Data items
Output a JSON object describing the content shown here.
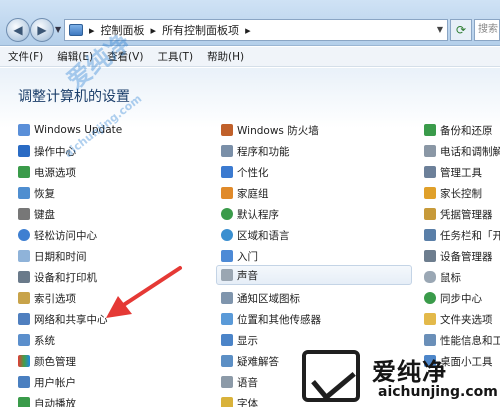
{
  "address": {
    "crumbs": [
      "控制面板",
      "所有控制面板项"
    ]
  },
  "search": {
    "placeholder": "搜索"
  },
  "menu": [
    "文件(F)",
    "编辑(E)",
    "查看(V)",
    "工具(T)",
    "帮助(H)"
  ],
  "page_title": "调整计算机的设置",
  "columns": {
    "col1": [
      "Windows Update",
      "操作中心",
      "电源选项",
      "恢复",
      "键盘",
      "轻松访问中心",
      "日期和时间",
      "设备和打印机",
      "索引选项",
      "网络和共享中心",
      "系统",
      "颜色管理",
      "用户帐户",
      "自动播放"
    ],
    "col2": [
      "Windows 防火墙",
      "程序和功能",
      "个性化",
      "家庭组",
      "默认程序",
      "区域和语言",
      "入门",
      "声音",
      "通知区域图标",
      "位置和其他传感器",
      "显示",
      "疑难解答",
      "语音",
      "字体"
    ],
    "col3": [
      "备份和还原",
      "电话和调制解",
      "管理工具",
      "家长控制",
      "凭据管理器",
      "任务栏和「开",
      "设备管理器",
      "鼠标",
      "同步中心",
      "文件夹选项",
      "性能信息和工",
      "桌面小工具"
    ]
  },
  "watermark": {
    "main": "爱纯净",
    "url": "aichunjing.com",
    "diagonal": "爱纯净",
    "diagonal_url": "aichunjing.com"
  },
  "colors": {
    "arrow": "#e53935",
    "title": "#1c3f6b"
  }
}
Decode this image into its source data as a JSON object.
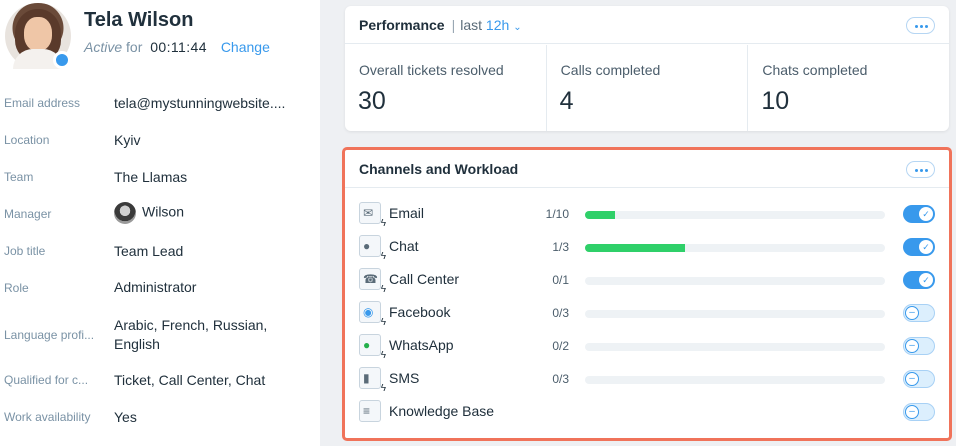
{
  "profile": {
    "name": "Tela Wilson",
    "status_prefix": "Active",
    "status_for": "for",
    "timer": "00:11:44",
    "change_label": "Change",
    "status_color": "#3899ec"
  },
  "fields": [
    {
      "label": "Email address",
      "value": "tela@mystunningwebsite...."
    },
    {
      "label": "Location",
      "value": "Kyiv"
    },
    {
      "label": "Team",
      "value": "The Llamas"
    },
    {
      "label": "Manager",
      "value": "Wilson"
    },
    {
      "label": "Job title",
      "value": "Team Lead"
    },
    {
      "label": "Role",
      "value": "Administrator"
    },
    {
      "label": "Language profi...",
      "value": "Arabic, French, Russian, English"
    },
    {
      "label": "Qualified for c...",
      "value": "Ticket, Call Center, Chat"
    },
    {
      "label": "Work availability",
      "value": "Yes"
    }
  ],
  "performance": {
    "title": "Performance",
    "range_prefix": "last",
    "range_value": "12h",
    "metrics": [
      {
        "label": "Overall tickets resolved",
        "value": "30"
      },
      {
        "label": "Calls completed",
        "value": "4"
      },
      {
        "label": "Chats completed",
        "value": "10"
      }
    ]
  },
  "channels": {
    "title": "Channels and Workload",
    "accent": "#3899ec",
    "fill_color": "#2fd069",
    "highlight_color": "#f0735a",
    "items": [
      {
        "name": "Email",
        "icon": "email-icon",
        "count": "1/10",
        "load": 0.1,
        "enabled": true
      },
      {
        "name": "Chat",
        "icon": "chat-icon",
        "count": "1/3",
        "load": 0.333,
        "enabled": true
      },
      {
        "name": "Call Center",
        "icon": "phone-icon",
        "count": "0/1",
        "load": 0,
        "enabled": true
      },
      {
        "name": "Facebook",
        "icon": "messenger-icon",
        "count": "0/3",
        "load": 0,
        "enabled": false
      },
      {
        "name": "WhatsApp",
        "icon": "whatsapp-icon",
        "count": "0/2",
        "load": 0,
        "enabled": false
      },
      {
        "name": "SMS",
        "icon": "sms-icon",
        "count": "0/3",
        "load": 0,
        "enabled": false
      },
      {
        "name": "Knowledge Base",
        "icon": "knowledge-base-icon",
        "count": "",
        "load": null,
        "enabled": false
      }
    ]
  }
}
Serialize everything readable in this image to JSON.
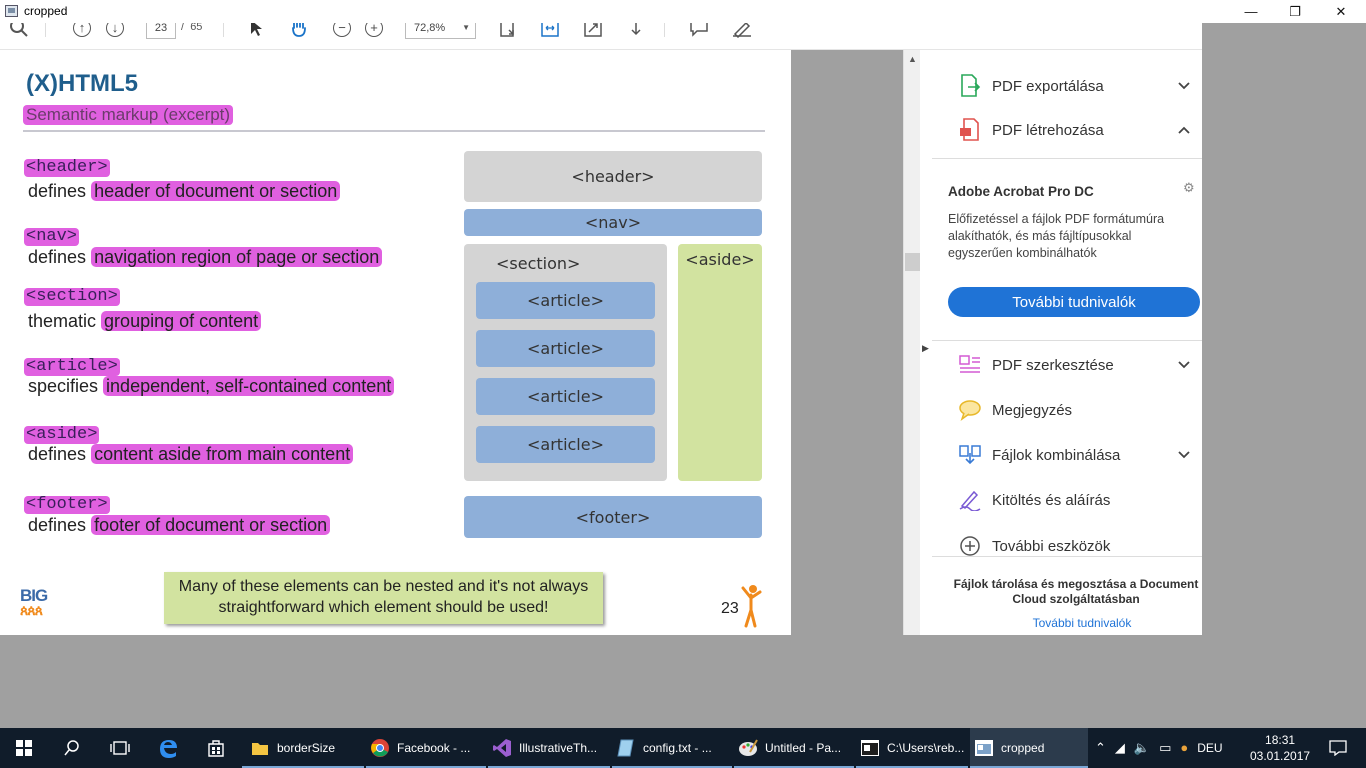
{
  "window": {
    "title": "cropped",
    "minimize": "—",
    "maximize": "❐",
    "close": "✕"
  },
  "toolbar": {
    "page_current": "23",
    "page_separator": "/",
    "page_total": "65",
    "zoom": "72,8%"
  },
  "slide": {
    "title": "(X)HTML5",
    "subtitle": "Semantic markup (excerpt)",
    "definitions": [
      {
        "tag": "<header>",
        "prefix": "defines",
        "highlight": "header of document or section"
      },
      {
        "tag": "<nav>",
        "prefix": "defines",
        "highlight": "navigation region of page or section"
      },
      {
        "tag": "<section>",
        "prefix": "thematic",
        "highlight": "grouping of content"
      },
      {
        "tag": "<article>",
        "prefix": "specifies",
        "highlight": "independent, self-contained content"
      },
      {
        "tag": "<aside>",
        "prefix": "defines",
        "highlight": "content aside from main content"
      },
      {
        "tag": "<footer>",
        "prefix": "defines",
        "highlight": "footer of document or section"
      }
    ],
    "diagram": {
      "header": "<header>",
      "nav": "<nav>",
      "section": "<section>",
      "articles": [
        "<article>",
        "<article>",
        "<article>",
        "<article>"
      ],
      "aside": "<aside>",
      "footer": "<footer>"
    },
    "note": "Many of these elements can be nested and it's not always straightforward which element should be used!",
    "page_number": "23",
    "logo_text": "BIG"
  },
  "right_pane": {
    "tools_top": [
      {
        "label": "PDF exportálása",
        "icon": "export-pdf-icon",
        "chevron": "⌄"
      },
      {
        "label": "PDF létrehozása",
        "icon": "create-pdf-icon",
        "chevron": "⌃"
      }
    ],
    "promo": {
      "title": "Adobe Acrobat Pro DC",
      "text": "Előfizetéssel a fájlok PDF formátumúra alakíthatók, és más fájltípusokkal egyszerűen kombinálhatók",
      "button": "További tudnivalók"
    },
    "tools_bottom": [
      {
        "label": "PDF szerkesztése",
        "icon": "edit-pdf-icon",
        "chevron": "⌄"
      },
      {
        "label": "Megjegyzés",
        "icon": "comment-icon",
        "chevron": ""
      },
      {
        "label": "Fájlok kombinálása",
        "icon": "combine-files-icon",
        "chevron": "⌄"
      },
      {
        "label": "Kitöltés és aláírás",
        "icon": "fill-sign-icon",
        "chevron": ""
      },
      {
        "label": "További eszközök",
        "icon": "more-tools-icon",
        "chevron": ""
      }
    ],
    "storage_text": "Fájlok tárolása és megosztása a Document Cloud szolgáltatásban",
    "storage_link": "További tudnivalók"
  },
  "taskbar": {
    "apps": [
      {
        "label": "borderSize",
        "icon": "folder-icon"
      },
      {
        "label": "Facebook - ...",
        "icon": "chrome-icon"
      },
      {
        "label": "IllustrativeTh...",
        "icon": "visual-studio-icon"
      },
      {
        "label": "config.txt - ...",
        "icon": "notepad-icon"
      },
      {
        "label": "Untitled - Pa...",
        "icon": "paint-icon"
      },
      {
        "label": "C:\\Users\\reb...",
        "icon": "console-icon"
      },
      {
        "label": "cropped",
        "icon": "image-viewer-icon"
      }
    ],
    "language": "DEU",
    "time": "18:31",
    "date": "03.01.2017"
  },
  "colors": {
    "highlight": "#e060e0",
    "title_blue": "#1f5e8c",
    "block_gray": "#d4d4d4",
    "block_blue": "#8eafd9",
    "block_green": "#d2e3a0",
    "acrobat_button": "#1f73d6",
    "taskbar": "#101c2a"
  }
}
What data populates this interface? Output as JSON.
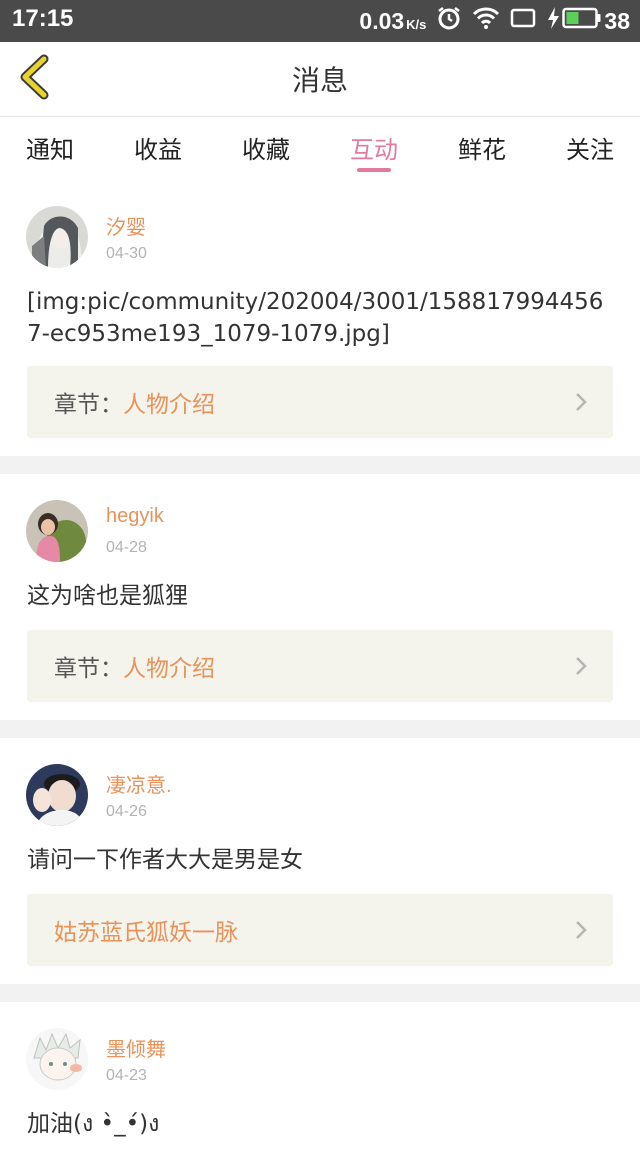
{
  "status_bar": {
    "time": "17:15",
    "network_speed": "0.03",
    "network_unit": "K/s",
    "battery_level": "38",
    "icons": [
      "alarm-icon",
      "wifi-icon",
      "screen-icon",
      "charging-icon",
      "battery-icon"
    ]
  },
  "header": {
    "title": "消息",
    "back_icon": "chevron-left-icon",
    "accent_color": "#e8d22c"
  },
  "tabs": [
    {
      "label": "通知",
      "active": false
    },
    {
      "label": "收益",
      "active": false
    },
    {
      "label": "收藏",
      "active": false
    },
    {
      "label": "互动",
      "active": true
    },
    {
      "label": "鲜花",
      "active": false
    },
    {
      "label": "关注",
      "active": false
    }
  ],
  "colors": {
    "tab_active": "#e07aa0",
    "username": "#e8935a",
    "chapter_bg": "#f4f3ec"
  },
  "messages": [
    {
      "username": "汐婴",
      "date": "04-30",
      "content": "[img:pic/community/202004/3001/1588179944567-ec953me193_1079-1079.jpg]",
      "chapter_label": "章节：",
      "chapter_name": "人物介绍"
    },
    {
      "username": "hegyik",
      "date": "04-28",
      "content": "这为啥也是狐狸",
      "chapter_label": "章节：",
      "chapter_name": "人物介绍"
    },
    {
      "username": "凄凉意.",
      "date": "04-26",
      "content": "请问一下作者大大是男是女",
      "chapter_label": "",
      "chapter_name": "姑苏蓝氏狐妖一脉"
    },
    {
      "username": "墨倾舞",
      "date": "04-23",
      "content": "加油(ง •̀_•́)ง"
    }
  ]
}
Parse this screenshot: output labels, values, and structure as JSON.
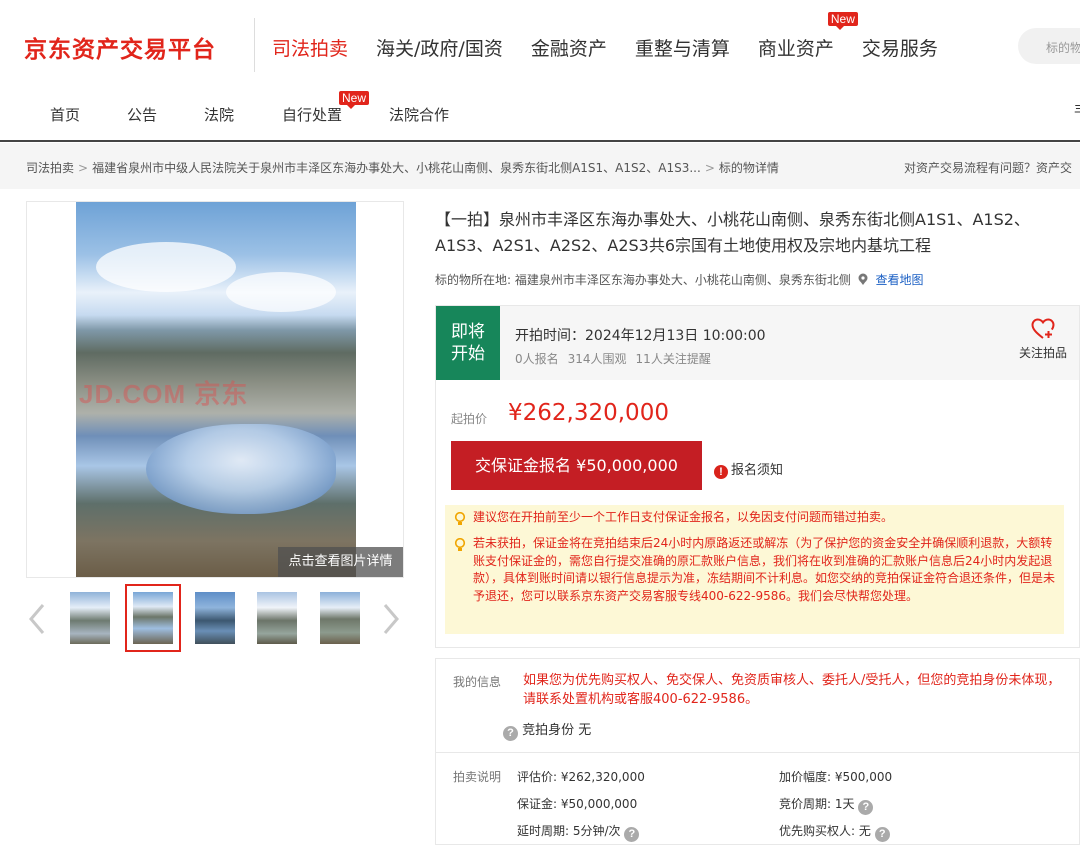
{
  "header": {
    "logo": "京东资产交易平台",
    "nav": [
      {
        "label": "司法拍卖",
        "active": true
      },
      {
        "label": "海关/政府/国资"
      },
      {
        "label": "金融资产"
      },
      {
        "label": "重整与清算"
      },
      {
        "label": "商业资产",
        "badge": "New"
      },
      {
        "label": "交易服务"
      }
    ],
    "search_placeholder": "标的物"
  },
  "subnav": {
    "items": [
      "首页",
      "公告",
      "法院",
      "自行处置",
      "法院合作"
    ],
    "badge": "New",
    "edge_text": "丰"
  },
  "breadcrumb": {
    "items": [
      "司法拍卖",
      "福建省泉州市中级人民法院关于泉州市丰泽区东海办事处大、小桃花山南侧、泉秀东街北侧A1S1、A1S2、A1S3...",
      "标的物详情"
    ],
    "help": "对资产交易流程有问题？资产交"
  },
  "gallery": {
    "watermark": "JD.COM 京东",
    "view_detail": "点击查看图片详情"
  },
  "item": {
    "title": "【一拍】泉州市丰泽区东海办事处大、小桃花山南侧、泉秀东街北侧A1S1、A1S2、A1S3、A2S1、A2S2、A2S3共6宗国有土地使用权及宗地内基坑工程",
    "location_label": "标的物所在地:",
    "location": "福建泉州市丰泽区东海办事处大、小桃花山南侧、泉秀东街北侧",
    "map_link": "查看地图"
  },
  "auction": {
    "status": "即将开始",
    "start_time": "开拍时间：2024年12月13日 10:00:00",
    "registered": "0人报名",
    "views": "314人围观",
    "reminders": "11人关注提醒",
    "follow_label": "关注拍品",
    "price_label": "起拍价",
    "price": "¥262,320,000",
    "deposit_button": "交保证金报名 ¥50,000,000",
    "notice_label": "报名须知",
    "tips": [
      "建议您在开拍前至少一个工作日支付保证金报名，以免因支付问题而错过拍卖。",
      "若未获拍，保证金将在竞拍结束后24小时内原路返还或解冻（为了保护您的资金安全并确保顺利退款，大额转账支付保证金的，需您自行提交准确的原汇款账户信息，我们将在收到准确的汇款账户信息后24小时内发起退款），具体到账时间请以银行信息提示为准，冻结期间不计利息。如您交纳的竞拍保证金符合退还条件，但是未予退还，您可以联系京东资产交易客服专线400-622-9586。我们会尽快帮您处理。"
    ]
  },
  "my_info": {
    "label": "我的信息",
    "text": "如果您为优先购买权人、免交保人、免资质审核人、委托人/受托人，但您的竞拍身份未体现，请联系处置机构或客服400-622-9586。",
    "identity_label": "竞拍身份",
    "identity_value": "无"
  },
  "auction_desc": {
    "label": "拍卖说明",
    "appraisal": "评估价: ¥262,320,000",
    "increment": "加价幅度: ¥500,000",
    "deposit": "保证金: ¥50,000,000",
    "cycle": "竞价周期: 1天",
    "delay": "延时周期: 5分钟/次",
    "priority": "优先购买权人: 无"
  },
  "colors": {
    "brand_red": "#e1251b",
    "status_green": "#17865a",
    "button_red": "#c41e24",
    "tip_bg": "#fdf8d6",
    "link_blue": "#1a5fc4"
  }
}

Task objective:
Report how many lines above hold the string "content", giving nothing but the number.

The reply:
8